DATA EXTRACT

══════════════════════════════

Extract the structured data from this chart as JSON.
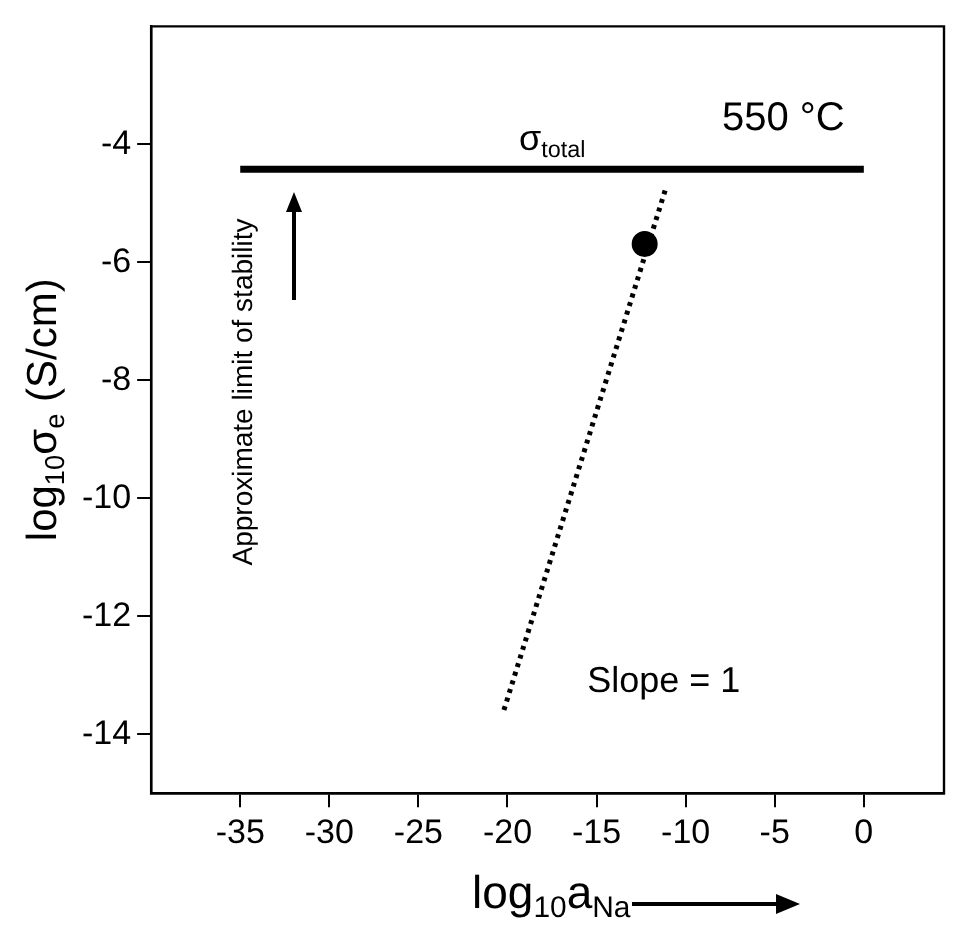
{
  "chart_data": {
    "type": "line",
    "xlabel": "log$_{10}$a$_{Na}$",
    "ylabel": "log$_{10}$σ$_{e}$ (S/cm)",
    "xlim": [
      -40,
      4.5
    ],
    "xticks": [
      -35,
      -30,
      -25,
      -20,
      -15,
      -10,
      -5,
      0
    ],
    "ylim": [
      -15,
      -2
    ],
    "yticks": [
      -14,
      -12,
      -10,
      -8,
      -6,
      -4
    ],
    "series": [
      {
        "color": "#000000",
        "x": [
          -35,
          0
        ],
        "values": [
          -4.42,
          -4.42
        ],
        "line_style": "solid",
        "marker": "none"
      },
      {
        "color": "#000000",
        "x": [
          -20.2,
          -11.1
        ],
        "values": [
          -13.59,
          -4.73
        ],
        "line_style": "dotted",
        "marker": "none"
      },
      {
        "type": "scatter",
        "color": "#000000",
        "x": [
          -12.3
        ],
        "values": [
          -5.69
        ],
        "marker": "circle"
      }
    ],
    "annotations": [
      {
        "text": "σ$_{total}$",
        "x": -17.5,
        "y": -4.42
      },
      "Slope = 1",
      "550 °C",
      "Approximate limit of stability"
    ]
  }
}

══════════════════════════════

WHAT YOU SHOULD DO
Repeat the listing in full and exactly. Leave any pictures out.

SOLUTION TO THE PROBLEM
Extract the structured data from this chart as JSON.
{
  "chart_data": {
    "type": "line",
    "xlabel": "log$_{10}$a$_{Na}$",
    "ylabel": "log$_{10}$σ$_{e}$ (S/cm)",
    "xlim": [
      -40,
      4.5
    ],
    "xticks": [
      -35,
      -30,
      -25,
      -20,
      -15,
      -10,
      -5,
      0
    ],
    "ylim": [
      -15,
      -2
    ],
    "yticks": [
      -14,
      -12,
      -10,
      -8,
      -6,
      -4
    ],
    "series": [
      {
        "color": "#000000",
        "x": [
          -35,
          0
        ],
        "values": [
          -4.42,
          -4.42
        ],
        "line_style": "solid",
        "marker": "none"
      },
      {
        "color": "#000000",
        "x": [
          -20.2,
          -11.1
        ],
        "values": [
          -13.59,
          -4.73
        ],
        "line_style": "dotted",
        "marker": "none"
      },
      {
        "type": "scatter",
        "color": "#000000",
        "x": [
          -12.3
        ],
        "values": [
          -5.69
        ],
        "marker": "circle"
      }
    ],
    "annotations": [
      {
        "text": "σ$_{total}$",
        "x": -17.5,
        "y": -4.42
      },
      "Slope = 1",
      "550 °C",
      "Approximate limit of stability"
    ]
  }
}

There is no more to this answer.